» Document
This column is a departure from my usual focus on economics,
transportation and
public policy issues, but took me into a fascinating subject
and local
government's bureaucratic response.
 
>LOCAL BUREAUCRATS FIGHT WAR ON BEES
>By Rick Cole
>
>Pesticides, pollution and parasites have wiped out 90% of the nation's
>honeybees.  Some local bureaucrats are trying to wipe out the rest.
>
>Like most flowers and plants in our gardens, honeybees aren't native to the
>Southland.  Yet as nature's most prolific and efficient pollinators, they're
>a vital part of urban ecology.  We depend on them for both flowering gardens
>and backyard vegetables.  The nationwide honeybee shortage threatens more
>than our urban landscape, it also jeopardizes commercial crops that provide
>one-third of our diet.  Because of this, says Auburn University Professor
>James Tew, "honeybees should not be killed except when absolutely necessary."
>
>But in the City of Pasadena, honeybees are officially outlawed, according to
>Mel Lim of the city's health department.  "Our policy is to eradicate the
>bees," Lim declares. "They're a threat to public health."
>
>Why is the City of Roses fighting a war against honeybees?  Perhaps you've
>heard that bees can sting.  This is not news to most of us.  Nor a threat to
>most of us.  But out of a  thousand people, one or two are violently allergic
>to bee stings and risk death from shock if not immediately treated.
> Therefore, Lim declares, honeybees are deemed to be "dangerous insects."

» Information shown
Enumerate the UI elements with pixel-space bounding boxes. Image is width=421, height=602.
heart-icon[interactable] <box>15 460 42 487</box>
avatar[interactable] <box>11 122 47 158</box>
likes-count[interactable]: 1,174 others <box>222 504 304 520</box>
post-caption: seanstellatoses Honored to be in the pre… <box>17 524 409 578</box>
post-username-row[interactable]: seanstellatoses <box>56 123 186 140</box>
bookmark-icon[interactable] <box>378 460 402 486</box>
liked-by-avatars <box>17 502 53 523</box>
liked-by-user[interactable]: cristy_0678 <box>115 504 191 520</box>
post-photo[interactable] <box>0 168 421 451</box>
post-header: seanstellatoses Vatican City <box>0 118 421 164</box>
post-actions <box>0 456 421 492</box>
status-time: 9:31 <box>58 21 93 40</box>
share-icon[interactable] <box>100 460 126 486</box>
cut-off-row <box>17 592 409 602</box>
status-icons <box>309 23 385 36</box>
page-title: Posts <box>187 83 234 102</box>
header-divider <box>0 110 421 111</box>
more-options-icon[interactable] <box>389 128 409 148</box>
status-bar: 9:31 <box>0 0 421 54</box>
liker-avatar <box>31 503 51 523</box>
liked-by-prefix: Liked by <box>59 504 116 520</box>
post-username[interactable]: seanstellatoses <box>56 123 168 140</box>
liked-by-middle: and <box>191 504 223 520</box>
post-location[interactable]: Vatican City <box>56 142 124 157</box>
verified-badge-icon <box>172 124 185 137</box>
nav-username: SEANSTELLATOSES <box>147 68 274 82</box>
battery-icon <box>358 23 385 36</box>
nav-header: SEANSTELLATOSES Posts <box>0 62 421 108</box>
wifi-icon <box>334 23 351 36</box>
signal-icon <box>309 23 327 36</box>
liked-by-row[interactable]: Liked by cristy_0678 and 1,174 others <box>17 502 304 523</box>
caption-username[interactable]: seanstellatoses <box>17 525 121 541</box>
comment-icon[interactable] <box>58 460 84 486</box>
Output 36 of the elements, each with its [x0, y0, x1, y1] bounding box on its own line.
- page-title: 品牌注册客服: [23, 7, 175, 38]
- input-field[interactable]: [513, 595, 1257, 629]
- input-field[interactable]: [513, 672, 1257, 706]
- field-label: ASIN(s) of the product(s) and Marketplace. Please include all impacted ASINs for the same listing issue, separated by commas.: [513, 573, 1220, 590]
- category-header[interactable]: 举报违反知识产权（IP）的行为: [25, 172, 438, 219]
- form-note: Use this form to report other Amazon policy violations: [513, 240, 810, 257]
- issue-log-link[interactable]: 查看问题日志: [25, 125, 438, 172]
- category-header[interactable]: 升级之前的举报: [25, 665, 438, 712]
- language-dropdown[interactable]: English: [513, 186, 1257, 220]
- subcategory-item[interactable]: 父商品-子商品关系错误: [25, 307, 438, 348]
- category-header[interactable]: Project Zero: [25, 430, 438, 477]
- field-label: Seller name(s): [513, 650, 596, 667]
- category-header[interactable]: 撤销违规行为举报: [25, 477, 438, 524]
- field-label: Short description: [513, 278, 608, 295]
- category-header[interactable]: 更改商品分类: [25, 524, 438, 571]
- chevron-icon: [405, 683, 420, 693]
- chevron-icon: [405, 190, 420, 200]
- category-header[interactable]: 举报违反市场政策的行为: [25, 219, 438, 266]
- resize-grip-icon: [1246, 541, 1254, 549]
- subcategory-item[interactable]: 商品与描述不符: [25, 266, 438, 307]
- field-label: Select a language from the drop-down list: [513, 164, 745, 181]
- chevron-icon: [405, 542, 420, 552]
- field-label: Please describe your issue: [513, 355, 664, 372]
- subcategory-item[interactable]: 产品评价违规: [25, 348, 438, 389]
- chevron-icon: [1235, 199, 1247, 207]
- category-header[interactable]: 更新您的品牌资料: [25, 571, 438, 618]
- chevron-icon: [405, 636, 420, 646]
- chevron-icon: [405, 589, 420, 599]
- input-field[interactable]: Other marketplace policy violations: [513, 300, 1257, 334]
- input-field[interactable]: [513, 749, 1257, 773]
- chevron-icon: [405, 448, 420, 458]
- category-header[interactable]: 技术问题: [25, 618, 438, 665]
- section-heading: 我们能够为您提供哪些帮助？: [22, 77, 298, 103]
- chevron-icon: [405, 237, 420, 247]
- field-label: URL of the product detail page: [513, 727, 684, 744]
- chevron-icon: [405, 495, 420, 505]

» Challenges
1) Answer these from the column on Pasadena's honeybees:
(a) What share of the nation's honeybees does the column say has been wiped out?
(b) What share of our diet comes from the commercial crops that the shortage puts at risk?
(c) Out of a thousand people, how many are violently allergic to bee stings?
2) Write the next part of the column on Pasadena's honeybees, picking up right after its last sentence.
The items have nothing to do with the column on Pasadena's honeybees.

» Answers to the exercises
1)
(a) 90%
(b) One-third
(c) One or two

2)
>
>In practice, Lim says, city staff won't go after "a few bees in the garden."
> But beehives, domestic or wild, are strictly forbidden, even on private
>property.  Last month, city crews and trucks assisted professional beekeepers
>in removing a beehive from high up in one of the majestic street trees in my
>neighborhood.  The operation and clean-up, which took two days, must have
>cost the city several hundred dollars.  Ironically, the beehive had gone
>unnoticed by most neighbors for more than a year until the disturbance
>unleashed a buzz of bewildered bees.  No stings were reported.
>
>An estimated fifty thousand bees were carted off.  The stragglers were
>exterminated.  But while local gardens may suffer significantly, public
>health will not be enhanced at all.  As any bureaucrat who reads their kid's
>World Book would discover, besides honeybees, there are 20,000 other species
>of bees, bumblebees, yellow jackets, hornets and wasps.  None make honey, but
>they all have stingers.
>
>Lim defends the city's honeybee eradication policy, however, citing the
>potential future threat from "Africanized" honeybees, the so-called "killer
>bees" of tabloid newspaper fame.  The "African" honeybee is slightly larger
>than the "European" honeybee we're used to, although its sting is no more
>powerful.  Their fierce reputation comes from a higher sensitivity to
>disturbances to their hives.  Once aroused, hundreds may pursue a human or
>pet.
>
>African honeybees were accidentally released in this hemisphere in the late
>Fifties in Brazil.  They've been slowly spreading northward, crossbreeding
>with local European honeybees despite forty years of massive international
>efforts to halt their advance.  "All our efforts have probably just slowed
>the pace," admits Dr. Mark Shelton, Dean of the College of Agriculture at Cal
>Poly San Luis Obispo.  "Africanized" honeybees are now established in
>Arizona, Texas and New Mexico and recently entered California.
>
>Bee experts scoff at Lim's excuse that wiping out European honeybee colonies
>will slow the entry of Africanized bees.  Unlike their more vulnerable
>European cousins, the African honeybees seem maddeningly invulnerable.  Dr.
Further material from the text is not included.